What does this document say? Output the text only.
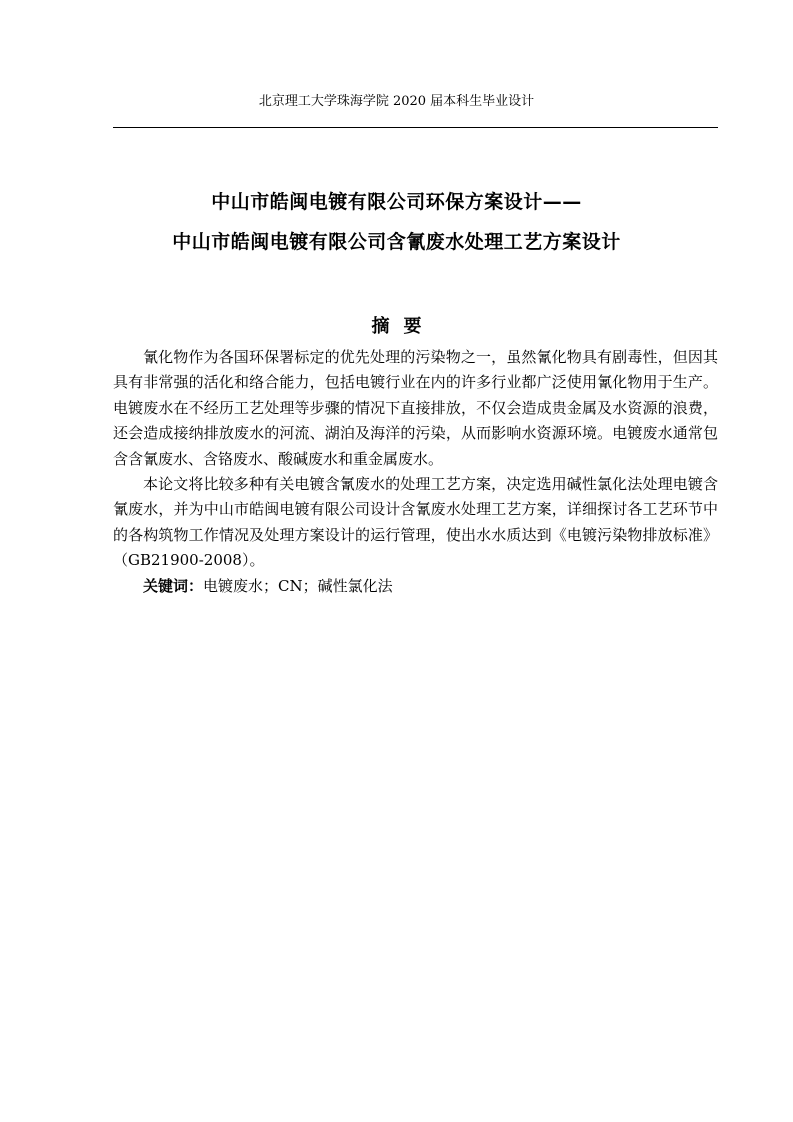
北京理工大学珠海学院 2020 届本科生毕业设计
中山市皓闽电镀有限公司环保方案设计——
中山市皓闽电镀有限公司含氰废水处理工艺方案设计
摘要

氰化物作为各国环保署标定的优先处理的污染物之一，虽然氰化物具有剧毒性，但因其具有非常强的活化和络合能力，包括电镀行业在内的许多行业都广泛使用氰化物用于生产。电镀废水在不经历工艺处理等步骤的情况下直接排放，不仅会造成贵金属及水资源的浪费，还会造成接纳排放废水的河流、湖泊及海洋的污染，从而影响水资源环境。电镀废水通常包含含氰废水、含铬废水、酸碱废水和重金属废水。

本论文将比较多种有关电镀含氰废水的处理工艺方案，决定选用碱性氯化法处理电镀含氰废水，并为中山市皓闽电镀有限公司设计含氰废水处理工艺方案，详细探讨各工艺环节中的各构筑物工作情况及处理方案设计的运行管理，使出水水质达到《电镀污染物排放标准》（GB21900-2008）。

关键词：电镀废水；CN；碱性氯化法
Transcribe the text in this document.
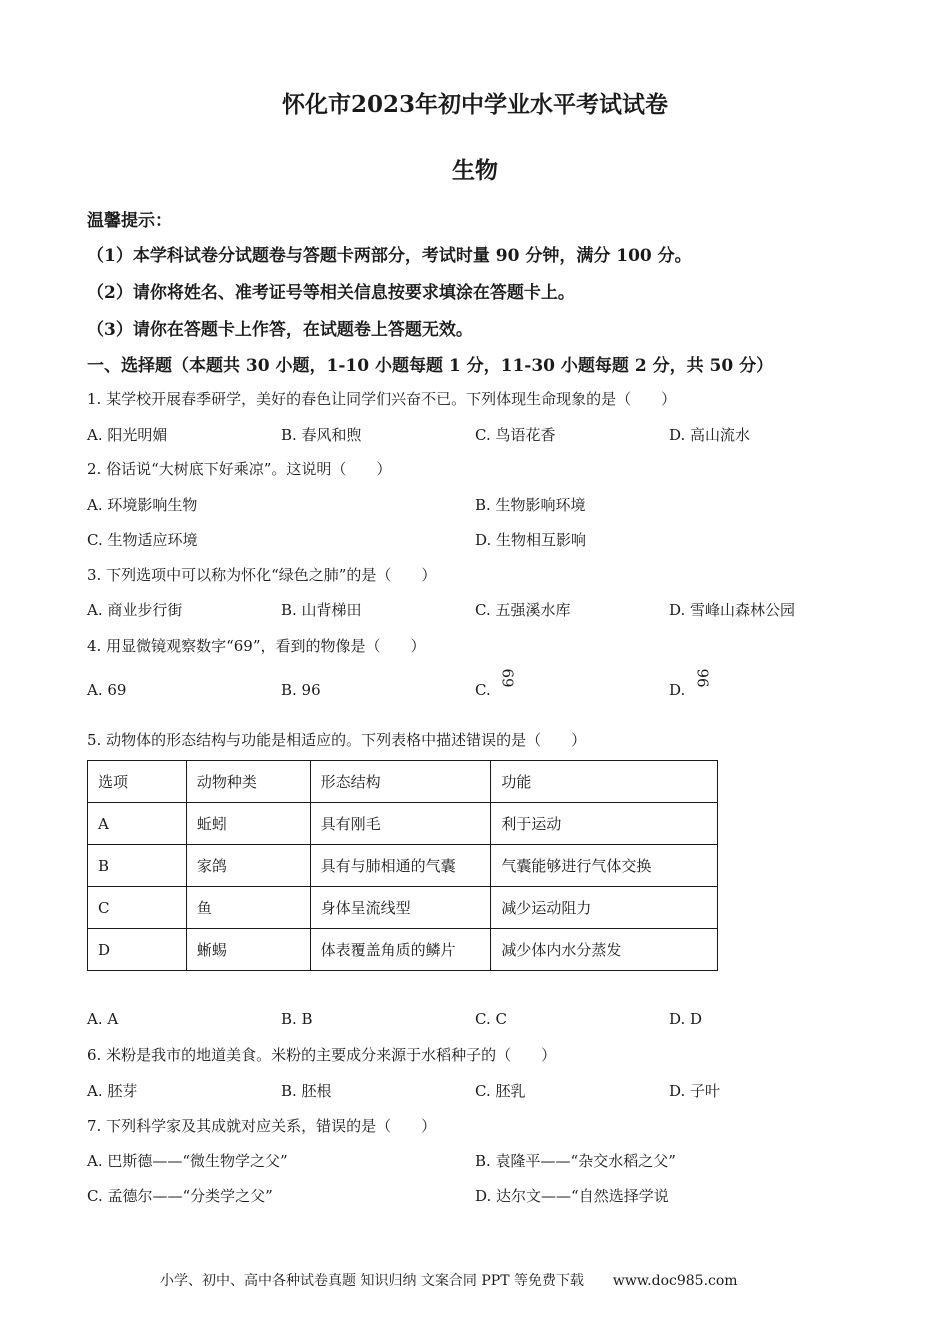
怀化市2023年初中学业水平考试试卷
生物
温馨提示：
（1）本学科试卷分试题卷与答题卡两部分，考试时量 90 分钟，满分 100 分。
（2）请你将姓名、准考证号等相关信息按要求填涂在答题卡上。
（3）请你在答题卡上作答，在试题卷上答题无效。
一、选择题（本题共 30 小题，1-10 小题每题 1 分，11-30 小题每题 2 分，共 50 分）
1. 某学校开展春季研学，美好的春色让同学们兴奋不已。下列体现生命现象的是（　　）
A. 阳光明媚	B. 春风和煦	C. 鸟语花香	D. 高山流水
2. 俗话说“大树底下好乘凉”。这说明（　　）
A. 环境影响生物	B. 生物影响环境
C. 生物适应环境	D. 生物相互影响
3. 下列选项中可以称为怀化“绿色之肺”的是（　　）
A. 商业步行街	B. 山背梯田	C. 五强溪水库	D. 雪峰山森林公园
4. 用显微镜观察数字“69”，看到的物像是（　　）
A. 69	B. 96	C.
69
D.
96
5. 动物体的形态结构与功能是相适应的。下列表格中描述错误的是（　　）
选项	动物种类	形态结构	功能
A	蚯蚓	具有刚毛	利于运动
B	家鸽	具有与肺相通的气囊	气囊能够进行气体交换
C	鱼	身体呈流线型	减少运动阻力
D	蜥蜴	体表覆盖角质的鳞片	减少体内水分蒸发
A. A	B. B	C. C	D. D
6. 米粉是我市的地道美食。米粉的主要成分来源于水稻种子的（　　）
A. 胚芽	B. 胚根	C. 胚乳	D. 子叶
7. 下列科学家及其成就对应关系，错误的是（　　）
A. 巴斯德——“微生物学之父”	B. 袁隆平——“杂交水稻之父”
C. 孟德尔——“分类学之父”	D. 达尔文——“自然选择学说
小学、初中、高中各种试卷真题 知识归纳 文案合同 PPT 等免费下载 www.doc985.com
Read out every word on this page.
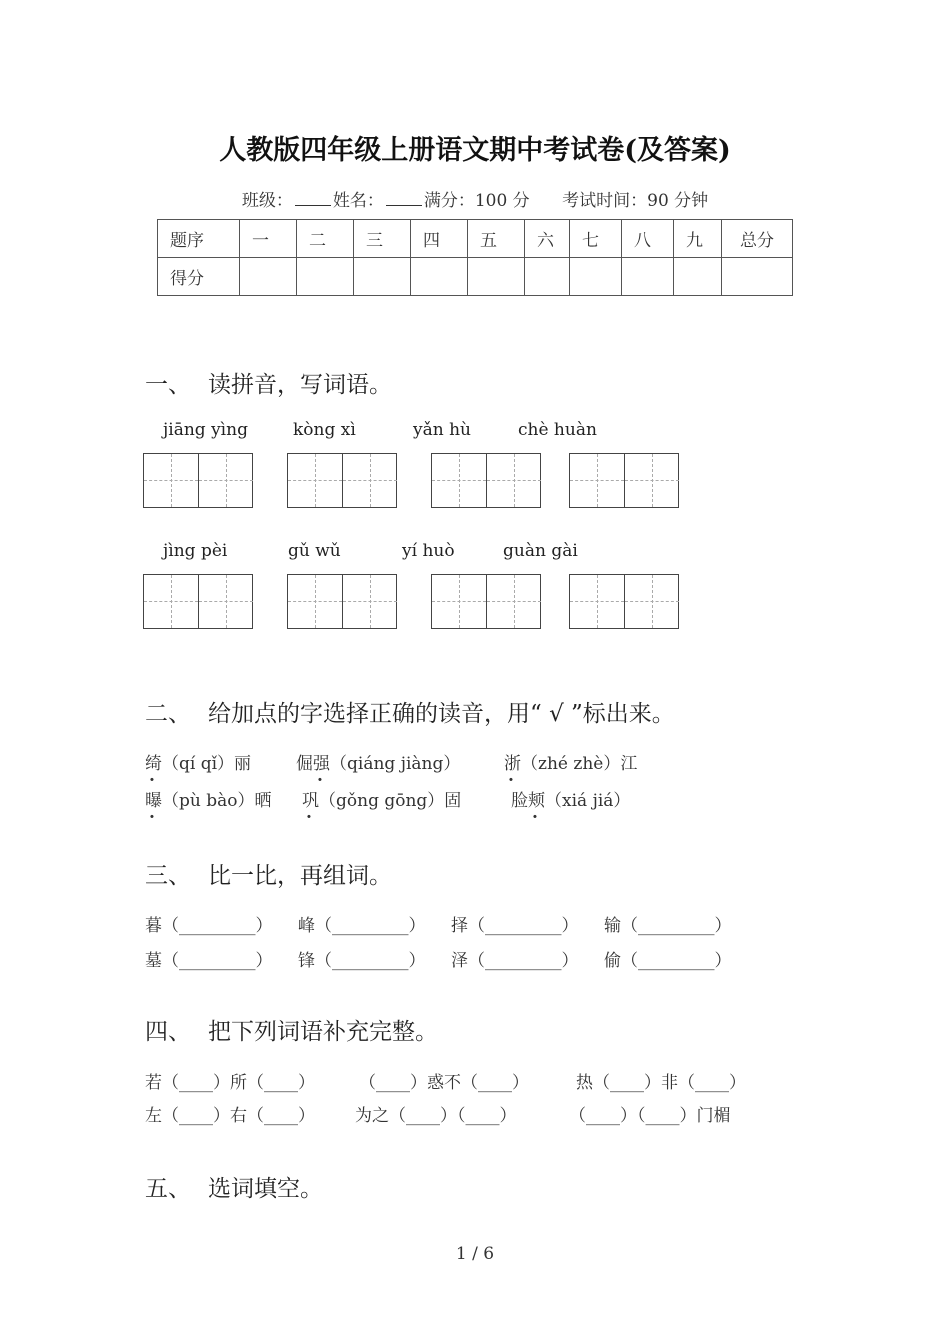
人教版四年级上册语文期中考试卷(及答案)
班级： 姓名： 满分：100 分 考试时间：90 分钟
题序	一	二	三	四	五	六	七	八	九	总分
得分										
一、 读拼音，写词语。
jiāng yìng	kòng xì	yǎn hù	chè huàn
jìng pèi	gǔ wǔ	yí huò	guàn gài
二、 给加点的字选择正确的读音，用“ √ ”标出来。
绮（qí qǐ）丽	倔强（qiáng jiàng）	浙（zhé zhè）江
曝（pù bào）晒 巩（gǒng gōng）固	脸颊（xiá jiá）
三、 比一比，再组词。
暮（_________） 峰（_________） 择（_________） 输（_________）
墓（_________） 锋（_________） 泽（_________） 偷（_________）
四、 把下列词语补充完整。
若（____）所（____）	（____）惑不（____）	热（____）非（____）
左（____）右（____） 为之（____）（____）	（____）（____）门楣
五、 选词填空。
1 / 6
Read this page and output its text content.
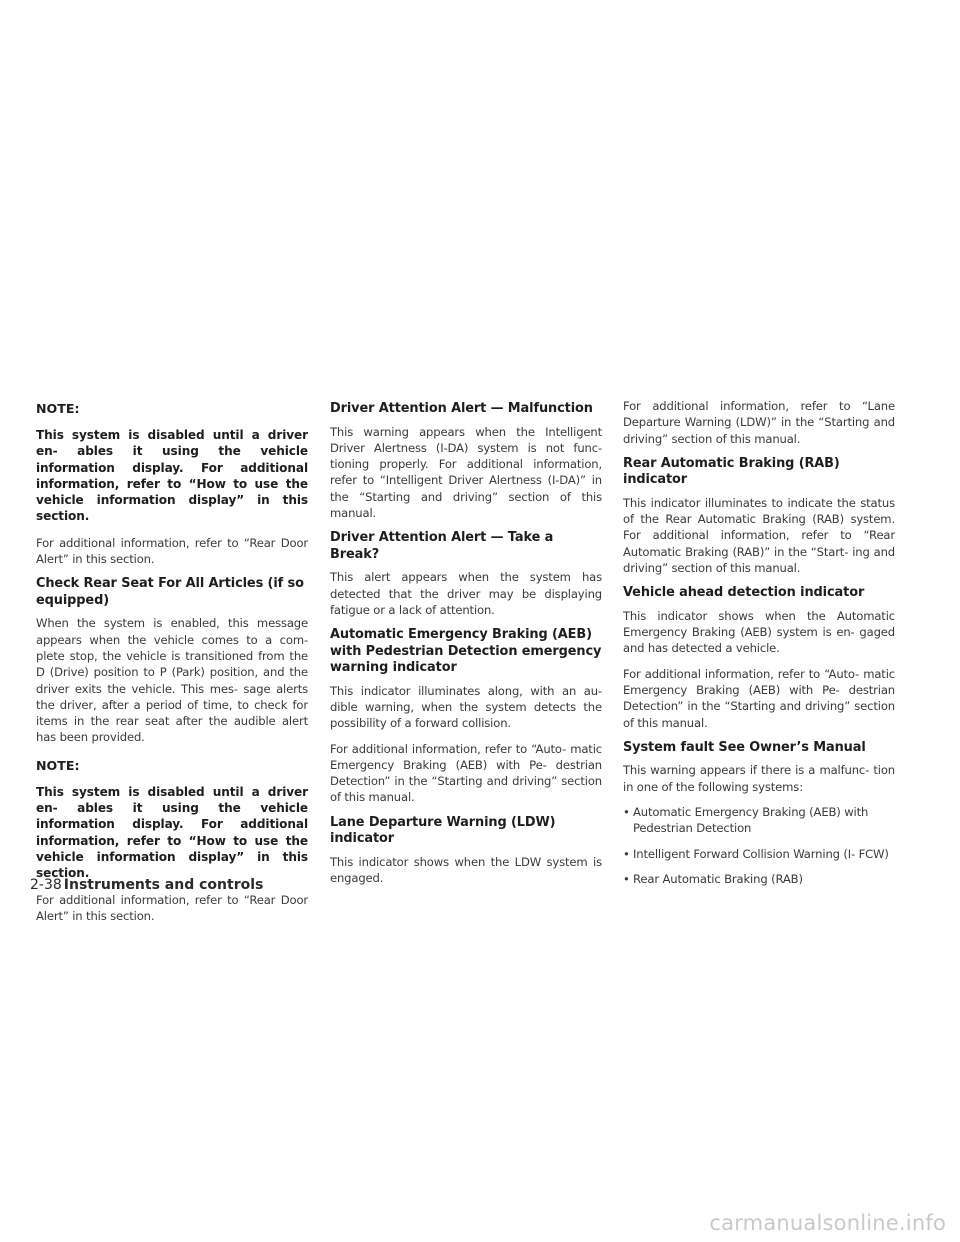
NOTE:
This system is disabled until a driver en- ables it using the vehicle information display. For additional information, refer to “How to use the vehicle information display” in this section.

For additional information, refer to “Rear Door Alert” in this section.

Check Rear Seat For All Articles (if so equipped)

When the system is enabled, this message appears when the vehicle comes to a com- plete stop, the vehicle is transitioned from the D (Drive) position to P (Park) position, and the driver exits the vehicle. This mes- sage alerts the driver, after a period of time, to check for items in the rear seat after the audible alert has been provided.

NOTE:
This system is disabled until a driver en- ables it using the vehicle information display. For additional information, refer to “How to use the vehicle information display” in this section.

For additional information, refer to “Rear Door Alert” in this section.

Driver Attention Alert — Malfunction

This warning appears when the Intelligent Driver Alertness (I-DA) system is not func- tioning properly. For additional information, refer to “Intelligent Driver Alertness (I-DA)” in the “Starting and driving” section of this manual.

Driver Attention Alert — Take a Break?

This alert appears when the system has detected that the driver may be displaying fatigue or a lack of attention.

Automatic Emergency Braking (AEB) with Pedestrian Detection emergency warning indicator

This indicator illuminates along, with an au- dible warning, when the system detects the possibility of a forward collision.

For additional information, refer to “Auto- matic Emergency Braking (AEB) with Pe- destrian Detection” in the “Starting and driving” section of this manual.

Lane Departure Warning (LDW) indicator

This indicator shows when the LDW system is engaged.

For additional information, refer to “Lane Departure Warning (LDW)” in the “Starting and driving” section of this manual.

Rear Automatic Braking (RAB) indicator

This indicator illuminates to indicate the status of the Rear Automatic Braking (RAB) system. For additional information, refer to “Rear Automatic Braking (RAB)” in the “Start- ing and driving” section of this manual.

Vehicle ahead detection indicator

This indicator shows when the Automatic Emergency Braking (AEB) system is en- gaged and has detected a vehicle.

For additional information, refer to “Auto- matic Emergency Braking (AEB) with Pe- destrian Detection” in the “Starting and driving” section of this manual.

System fault See Owner’s Manual

This warning appears if there is a malfunc- tion in one of the following systems:

• Automatic Emergency Braking (AEB) with Pedestrian Detection
• Intelligent Forward Collision Warning (I- FCW)
• Rear Automatic Braking (RAB)
2-38 Instruments and controls
carmanualsonline.info
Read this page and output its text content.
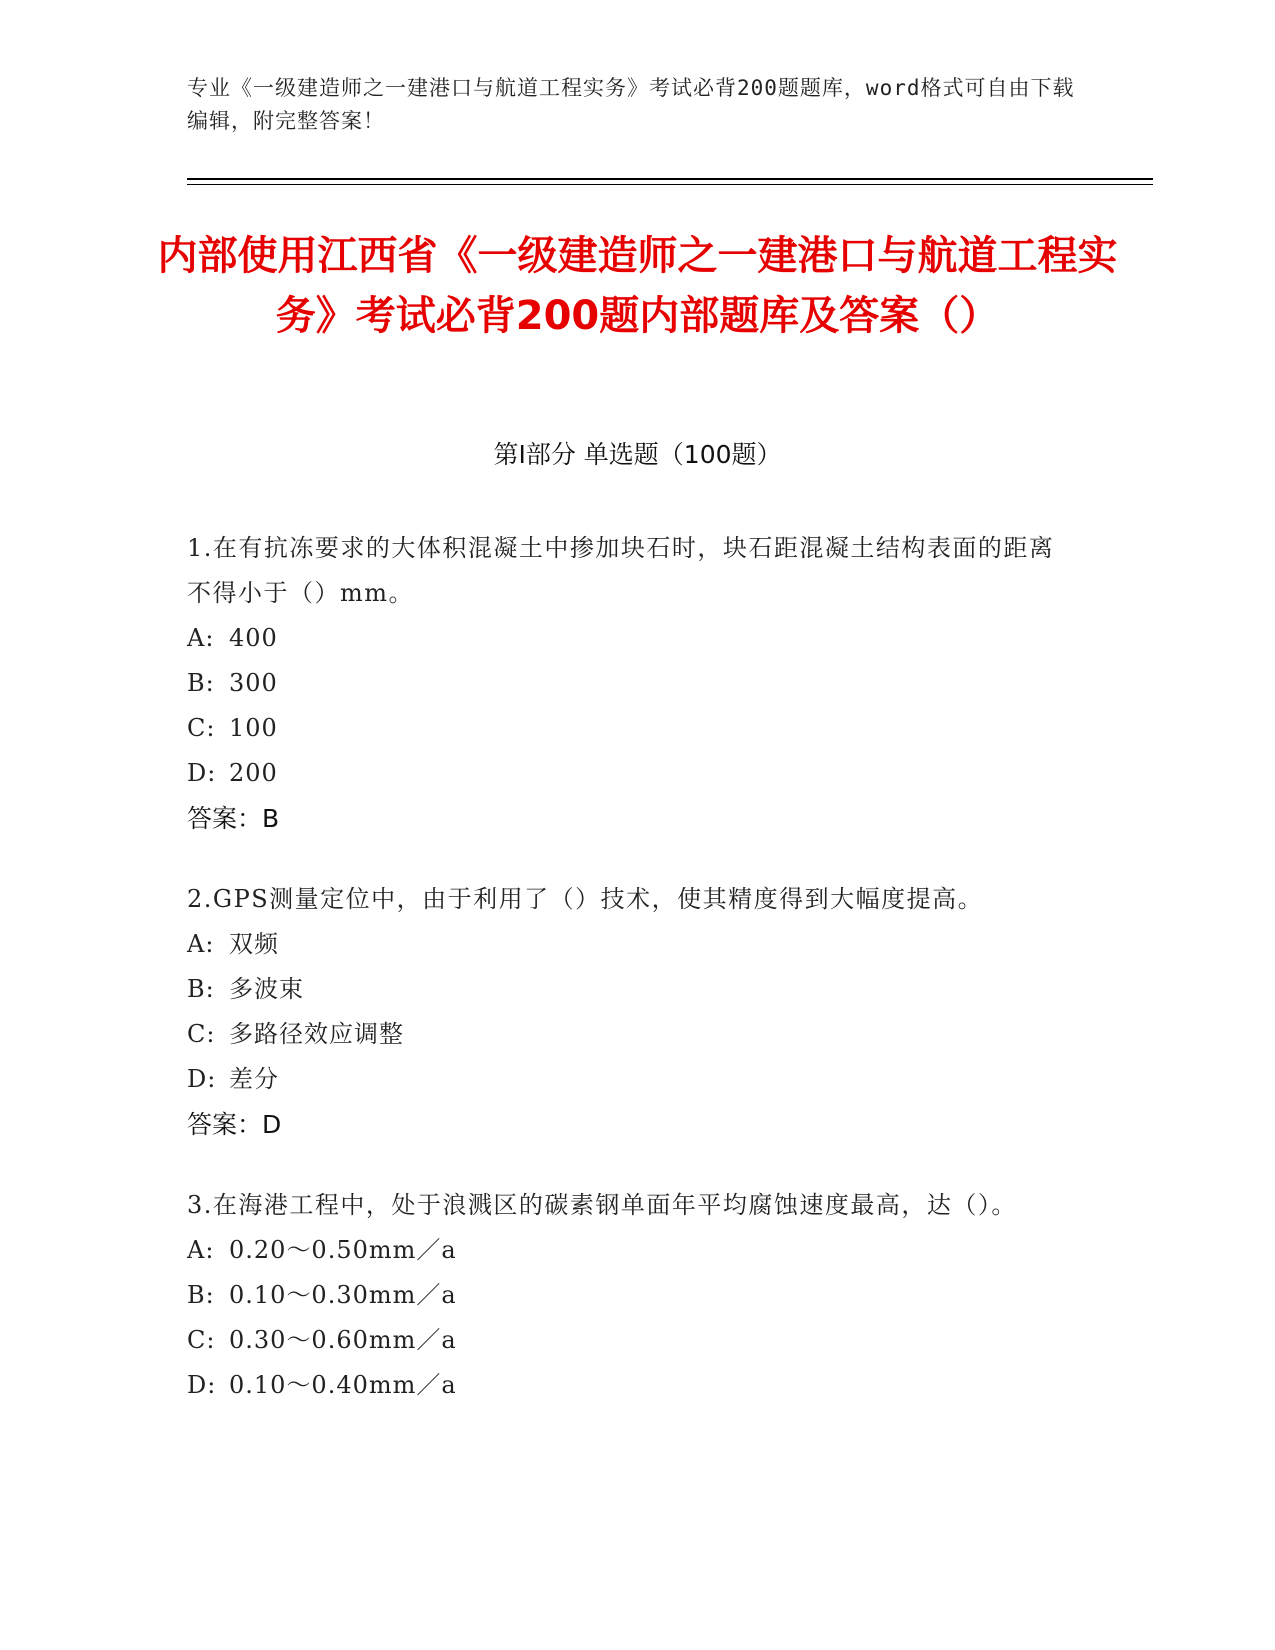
专业《一级建造师之一建港口与航道工程实务》考试必背200题题库，word格式可自由下载编辑，附完整答案！
内部使用江西省《一级建造师之一建港口与航道工程实务》考试必背200题内部题库及答案（）
第I部分 单选题（100题）
1.在有抗冻要求的大体积混凝土中掺加块石时，块石距混凝土结构表面的距离不得小于（）mm。
A: 400
B: 300
C: 100
D: 200
答案：B
2.GPS测量定位中，由于利用了（）技术，使其精度得到大幅度提高。
A: 双频
B: 多波束
C: 多路径效应调整
D: 差分
答案：D
3.在海港工程中，处于浪溅区的碳素钢单面年平均腐蚀速度最高，达（）。
A: 0.20～0.50mm／a
B: 0.10～0.30mm／a
C: 0.30～0.60mm／a
D: 0.10～0.40mm／a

○ ○ ○ ○ ○

**Aim:** Each line above that includes "Pedestrian" should be shown.

**Full output:**
Automatic Emergency Braking (AEB) with Pedestrian Detection emergency warning indicator
• Automatic Emergency Braking (AEB) with Pedestrian Detection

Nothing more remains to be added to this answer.